**Prompt**
Every entry must be given again exactly.

(Dataset records)
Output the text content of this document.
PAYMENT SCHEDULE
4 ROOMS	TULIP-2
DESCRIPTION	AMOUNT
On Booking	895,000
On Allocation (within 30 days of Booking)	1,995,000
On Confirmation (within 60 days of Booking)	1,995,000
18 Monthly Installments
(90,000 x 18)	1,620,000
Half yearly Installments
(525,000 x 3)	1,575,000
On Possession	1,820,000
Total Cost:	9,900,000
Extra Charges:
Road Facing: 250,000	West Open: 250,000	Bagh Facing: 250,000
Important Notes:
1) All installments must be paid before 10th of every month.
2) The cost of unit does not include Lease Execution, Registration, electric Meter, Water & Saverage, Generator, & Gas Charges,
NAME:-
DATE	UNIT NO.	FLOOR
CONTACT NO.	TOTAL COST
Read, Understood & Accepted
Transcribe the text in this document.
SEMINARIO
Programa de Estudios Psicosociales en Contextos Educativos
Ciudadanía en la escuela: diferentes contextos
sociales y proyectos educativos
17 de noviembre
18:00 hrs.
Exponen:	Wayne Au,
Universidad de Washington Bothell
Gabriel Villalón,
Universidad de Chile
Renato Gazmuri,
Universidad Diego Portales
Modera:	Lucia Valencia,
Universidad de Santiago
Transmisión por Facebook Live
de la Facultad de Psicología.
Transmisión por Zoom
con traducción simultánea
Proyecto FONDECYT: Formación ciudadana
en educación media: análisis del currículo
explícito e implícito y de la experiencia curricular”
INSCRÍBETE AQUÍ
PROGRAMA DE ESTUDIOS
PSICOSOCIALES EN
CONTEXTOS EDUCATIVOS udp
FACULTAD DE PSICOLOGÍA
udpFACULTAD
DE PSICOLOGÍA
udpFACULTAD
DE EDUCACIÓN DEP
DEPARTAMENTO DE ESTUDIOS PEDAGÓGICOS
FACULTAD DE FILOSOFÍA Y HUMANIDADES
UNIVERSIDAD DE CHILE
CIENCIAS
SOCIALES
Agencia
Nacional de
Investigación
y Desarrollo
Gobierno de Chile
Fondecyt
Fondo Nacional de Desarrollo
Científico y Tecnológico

**Reply**
Output the text content of this document.
PAYMENT SCHEDULE
4 ROOMS	TULIP-2
DESCRIPTION	AMOUNT
On Booking	895,000
On Allocation (within 30 days of Booking)	1,995,000
On Confirmation (within 60 days of Booking)	1,995,000
18 Monthly Installments
(90,000 x 18)	1,620,000
Half yearly Installments
(525,000 x 3)	1,575,000
On Possession	1,820,000
Total Cost:	9,900,000
Extra Charges:
Road Facing: 250,000	West Open: 250,000	Bagh Facing: 250,000
Important Notes:
1) All installments must be paid before 10th of every month.
2) The cost of unit does not include Lease Execution, Registration, electric Meter, Water & Saverage, Generator, & Gas Charges,
NAME:-
DATE	UNIT NO.	FLOOR
CONTACT NO.	TOTAL COST
Read, Understood & Accepted
Transcribe the text in this document.
SEMINARIO
Programa de Estudios Psicosociales en Contextos Educativos
Ciudadanía en la escuela: diferentes contextos
sociales y proyectos educativos
17 de noviembre
18:00 hrs.
Exponen:	Wayne Au,
Universidad de Washington Bothell
Gabriel Villalón,
Universidad de Chile
Renato Gazmuri,
Universidad Diego Portales
Modera:	Lucia Valencia,
Universidad de Santiago
Transmisión por Facebook Live
de la Facultad de Psicología.
Transmisión por Zoom
con traducción simultánea
Proyecto FONDECYT: Formación ciudadana
en educación media: análisis del currículo
explícito e implícito y de la experiencia curricular”
INSCRÍBETE AQUÍ
PROGRAMA DE ESTUDIOS
PSICOSOCIALES EN
CONTEXTOS EDUCATIVOS udp
FACULTAD DE PSICOLOGÍA
udpFACULTAD
DE PSICOLOGÍA
udpFACULTAD
DE EDUCACIÓN DEP
DEPARTAMENTO DE ESTUDIOS PEDAGÓGICOS
FACULTAD DE FILOSOFÍA Y HUMANIDADES
UNIVERSIDAD DE CHILE
CIENCIAS
SOCIALES
Agencia
Nacional de
Investigación
y Desarrollo
Gobierno de Chile
Fondecyt
Fondo Nacional de Desarrollo
Científico y Tecnológico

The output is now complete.